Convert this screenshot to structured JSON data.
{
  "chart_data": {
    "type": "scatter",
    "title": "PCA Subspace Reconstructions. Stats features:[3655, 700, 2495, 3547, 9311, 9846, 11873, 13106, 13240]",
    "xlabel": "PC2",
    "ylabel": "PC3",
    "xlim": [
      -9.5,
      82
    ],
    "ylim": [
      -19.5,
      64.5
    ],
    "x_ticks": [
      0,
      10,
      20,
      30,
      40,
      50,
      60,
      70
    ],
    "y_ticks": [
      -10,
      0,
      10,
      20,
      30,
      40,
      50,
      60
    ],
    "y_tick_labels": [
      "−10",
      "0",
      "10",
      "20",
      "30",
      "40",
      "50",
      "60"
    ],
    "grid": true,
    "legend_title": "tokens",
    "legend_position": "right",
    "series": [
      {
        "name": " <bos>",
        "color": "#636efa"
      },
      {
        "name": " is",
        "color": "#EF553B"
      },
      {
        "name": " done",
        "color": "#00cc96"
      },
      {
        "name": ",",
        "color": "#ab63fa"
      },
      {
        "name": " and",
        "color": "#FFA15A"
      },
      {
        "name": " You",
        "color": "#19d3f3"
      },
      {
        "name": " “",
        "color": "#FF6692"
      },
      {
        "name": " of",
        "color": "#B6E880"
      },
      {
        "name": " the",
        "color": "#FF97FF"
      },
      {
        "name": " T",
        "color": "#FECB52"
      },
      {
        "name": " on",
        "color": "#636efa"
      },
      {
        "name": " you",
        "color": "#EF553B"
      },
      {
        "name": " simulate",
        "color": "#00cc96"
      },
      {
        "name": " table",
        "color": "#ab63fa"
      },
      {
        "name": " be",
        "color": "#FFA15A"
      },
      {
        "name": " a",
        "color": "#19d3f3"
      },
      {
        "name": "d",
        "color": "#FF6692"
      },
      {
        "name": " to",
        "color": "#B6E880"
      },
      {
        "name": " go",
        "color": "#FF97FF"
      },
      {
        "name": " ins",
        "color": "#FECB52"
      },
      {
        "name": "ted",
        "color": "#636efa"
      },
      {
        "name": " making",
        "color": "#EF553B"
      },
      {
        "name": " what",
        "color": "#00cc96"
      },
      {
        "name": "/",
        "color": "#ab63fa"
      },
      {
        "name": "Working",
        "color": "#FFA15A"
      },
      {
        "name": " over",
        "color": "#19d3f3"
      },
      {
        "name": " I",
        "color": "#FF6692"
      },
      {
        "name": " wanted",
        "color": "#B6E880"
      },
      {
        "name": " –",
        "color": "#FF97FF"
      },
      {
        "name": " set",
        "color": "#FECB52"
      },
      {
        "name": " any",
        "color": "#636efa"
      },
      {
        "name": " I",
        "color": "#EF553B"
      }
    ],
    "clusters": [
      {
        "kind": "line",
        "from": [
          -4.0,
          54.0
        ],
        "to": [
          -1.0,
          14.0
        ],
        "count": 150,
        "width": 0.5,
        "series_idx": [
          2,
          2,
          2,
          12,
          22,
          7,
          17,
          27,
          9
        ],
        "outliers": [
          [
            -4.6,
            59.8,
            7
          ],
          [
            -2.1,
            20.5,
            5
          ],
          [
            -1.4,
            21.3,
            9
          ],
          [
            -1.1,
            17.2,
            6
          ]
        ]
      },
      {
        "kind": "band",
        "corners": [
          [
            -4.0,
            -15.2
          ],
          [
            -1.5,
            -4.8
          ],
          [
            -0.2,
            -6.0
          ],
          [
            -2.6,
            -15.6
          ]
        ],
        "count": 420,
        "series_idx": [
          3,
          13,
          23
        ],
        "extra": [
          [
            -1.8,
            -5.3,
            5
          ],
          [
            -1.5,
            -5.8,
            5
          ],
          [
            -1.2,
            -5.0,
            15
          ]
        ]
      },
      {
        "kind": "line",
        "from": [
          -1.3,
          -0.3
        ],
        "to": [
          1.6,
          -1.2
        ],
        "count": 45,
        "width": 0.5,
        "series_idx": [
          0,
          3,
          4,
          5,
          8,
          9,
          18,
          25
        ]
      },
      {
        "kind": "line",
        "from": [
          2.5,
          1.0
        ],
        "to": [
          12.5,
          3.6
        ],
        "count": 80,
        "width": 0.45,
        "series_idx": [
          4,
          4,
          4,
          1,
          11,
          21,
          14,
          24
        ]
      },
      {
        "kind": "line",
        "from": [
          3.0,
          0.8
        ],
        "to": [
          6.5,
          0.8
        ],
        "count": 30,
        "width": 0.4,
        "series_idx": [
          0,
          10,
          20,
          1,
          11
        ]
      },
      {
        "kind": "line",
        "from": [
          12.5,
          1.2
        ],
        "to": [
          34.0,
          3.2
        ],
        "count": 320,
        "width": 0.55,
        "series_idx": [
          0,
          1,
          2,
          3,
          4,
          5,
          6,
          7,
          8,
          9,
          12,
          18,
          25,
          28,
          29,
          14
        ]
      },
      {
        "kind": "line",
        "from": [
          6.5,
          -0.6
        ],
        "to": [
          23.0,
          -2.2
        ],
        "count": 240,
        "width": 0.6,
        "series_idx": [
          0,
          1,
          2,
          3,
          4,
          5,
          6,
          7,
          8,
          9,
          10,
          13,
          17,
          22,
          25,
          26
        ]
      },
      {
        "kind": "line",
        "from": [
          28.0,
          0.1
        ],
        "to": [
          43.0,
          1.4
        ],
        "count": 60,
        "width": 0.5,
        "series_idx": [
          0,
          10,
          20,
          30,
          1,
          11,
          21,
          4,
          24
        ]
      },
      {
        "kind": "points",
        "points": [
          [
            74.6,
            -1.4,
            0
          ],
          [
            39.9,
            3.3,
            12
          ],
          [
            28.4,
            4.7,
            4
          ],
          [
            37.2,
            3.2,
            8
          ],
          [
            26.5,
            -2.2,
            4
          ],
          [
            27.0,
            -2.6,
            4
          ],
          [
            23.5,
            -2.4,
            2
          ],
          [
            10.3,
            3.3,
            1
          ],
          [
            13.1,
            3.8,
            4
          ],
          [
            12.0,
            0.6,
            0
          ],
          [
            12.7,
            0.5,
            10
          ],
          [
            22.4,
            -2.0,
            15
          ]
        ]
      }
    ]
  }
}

+ + + + + + +

Each entry above needs to be retyped exactly.

Convert this screenshot to structured JSON data.
{
  "chart_data": {
    "type": "scatter",
    "title": "PCA Subspace Reconstructions. Stats features:[3655, 700, 2495, 3547, 9311, 9846, 11873, 13106, 13240]",
    "xlabel": "PC2",
    "ylabel": "PC3",
    "xlim": [
      -9.5,
      82
    ],
    "ylim": [
      -19.5,
      64.5
    ],
    "x_ticks": [
      0,
      10,
      20,
      30,
      40,
      50,
      60,
      70
    ],
    "y_ticks": [
      -10,
      0,
      10,
      20,
      30,
      40,
      50,
      60
    ],
    "y_tick_labels": [
      "−10",
      "0",
      "10",
      "20",
      "30",
      "40",
      "50",
      "60"
    ],
    "grid": true,
    "legend_title": "tokens",
    "legend_position": "right",
    "series": [
      {
        "name": " <bos>",
        "color": "#636efa"
      },
      {
        "name": " is",
        "color": "#EF553B"
      },
      {
        "name": " done",
        "color": "#00cc96"
      },
      {
        "name": ",",
        "color": "#ab63fa"
      },
      {
        "name": " and",
        "color": "#FFA15A"
      },
      {
        "name": " You",
        "color": "#19d3f3"
      },
      {
        "name": " “",
        "color": "#FF6692"
      },
      {
        "name": " of",
        "color": "#B6E880"
      },
      {
        "name": " the",
        "color": "#FF97FF"
      },
      {
        "name": " T",
        "color": "#FECB52"
      },
      {
        "name": " on",
        "color": "#636efa"
      },
      {
        "name": " you",
        "color": "#EF553B"
      },
      {
        "name": " simulate",
        "color": "#00cc96"
      },
      {
        "name": " table",
        "color": "#ab63fa"
      },
      {
        "name": " be",
        "color": "#FFA15A"
      },
      {
        "name": " a",
        "color": "#19d3f3"
      },
      {
        "name": "d",
        "color": "#FF6692"
      },
      {
        "name": " to",
        "color": "#B6E880"
      },
      {
        "name": " go",
        "color": "#FF97FF"
      },
      {
        "name": " ins",
        "color": "#FECB52"
      },
      {
        "name": "ted",
        "color": "#636efa"
      },
      {
        "name": " making",
        "color": "#EF553B"
      },
      {
        "name": " what",
        "color": "#00cc96"
      },
      {
        "name": "/",
        "color": "#ab63fa"
      },
      {
        "name": "Working",
        "color": "#FFA15A"
      },
      {
        "name": " over",
        "color": "#19d3f3"
      },
      {
        "name": " I",
        "color": "#FF6692"
      },
      {
        "name": " wanted",
        "color": "#B6E880"
      },
      {
        "name": " –",
        "color": "#FF97FF"
      },
      {
        "name": " set",
        "color": "#FECB52"
      },
      {
        "name": " any",
        "color": "#636efa"
      },
      {
        "name": " I",
        "color": "#EF553B"
      }
    ],
    "clusters": [
      {
        "kind": "line",
        "from": [
          -4.0,
          54.0
        ],
        "to": [
          -1.0,
          14.0
        ],
        "count": 150,
        "width": 0.5,
        "series_idx": [
          2,
          2,
          2,
          12,
          22,
          7,
          17,
          27,
          9
        ],
        "outliers": [
          [
            -4.6,
            59.8,
            7
          ],
          [
            -2.1,
            20.5,
            5
          ],
          [
            -1.4,
            21.3,
            9
          ],
          [
            -1.1,
            17.2,
            6
          ]
        ]
      },
      {
        "kind": "band",
        "corners": [
          [
            -4.0,
            -15.2
          ],
          [
            -1.5,
            -4.8
          ],
          [
            -0.2,
            -6.0
          ],
          [
            -2.6,
            -15.6
          ]
        ],
        "count": 420,
        "series_idx": [
          3,
          13,
          23
        ],
        "extra": [
          [
            -1.8,
            -5.3,
            5
          ],
          [
            -1.5,
            -5.8,
            5
          ],
          [
            -1.2,
            -5.0,
            15
          ]
        ]
      },
      {
        "kind": "line",
        "from": [
          -1.3,
          -0.3
        ],
        "to": [
          1.6,
          -1.2
        ],
        "count": 45,
        "width": 0.5,
        "series_idx": [
          0,
          3,
          4,
          5,
          8,
          9,
          18,
          25
        ]
      },
      {
        "kind": "line",
        "from": [
          2.5,
          1.0
        ],
        "to": [
          12.5,
          3.6
        ],
        "count": 80,
        "width": 0.45,
        "series_idx": [
          4,
          4,
          4,
          1,
          11,
          21,
          14,
          24
        ]
      },
      {
        "kind": "line",
        "from": [
          3.0,
          0.8
        ],
        "to": [
          6.5,
          0.8
        ],
        "count": 30,
        "width": 0.4,
        "series_idx": [
          0,
          10,
          20,
          1,
          11
        ]
      },
      {
        "kind": "line",
        "from": [
          12.5,
          1.2
        ],
        "to": [
          34.0,
          3.2
        ],
        "count": 320,
        "width": 0.55,
        "series_idx": [
          0,
          1,
          2,
          3,
          4,
          5,
          6,
          7,
          8,
          9,
          12,
          18,
          25,
          28,
          29,
          14
        ]
      },
      {
        "kind": "line",
        "from": [
          6.5,
          -0.6
        ],
        "to": [
          23.0,
          -2.2
        ],
        "count": 240,
        "width": 0.6,
        "series_idx": [
          0,
          1,
          2,
          3,
          4,
          5,
          6,
          7,
          8,
          9,
          10,
          13,
          17,
          22,
          25,
          26
        ]
      },
      {
        "kind": "line",
        "from": [
          28.0,
          0.1
        ],
        "to": [
          43.0,
          1.4
        ],
        "count": 60,
        "width": 0.5,
        "series_idx": [
          0,
          10,
          20,
          30,
          1,
          11,
          21,
          4,
          24
        ]
      },
      {
        "kind": "points",
        "points": [
          [
            74.6,
            -1.4,
            0
          ],
          [
            39.9,
            3.3,
            12
          ],
          [
            28.4,
            4.7,
            4
          ],
          [
            37.2,
            3.2,
            8
          ],
          [
            26.5,
            -2.2,
            4
          ],
          [
            27.0,
            -2.6,
            4
          ],
          [
            23.5,
            -2.4,
            2
          ],
          [
            10.3,
            3.3,
            1
          ],
          [
            13.1,
            3.8,
            4
          ],
          [
            12.0,
            0.6,
            0
          ],
          [
            12.7,
            0.5,
            10
          ],
          [
            22.4,
            -2.0,
            15
          ]
        ]
      }
    ]
  }
}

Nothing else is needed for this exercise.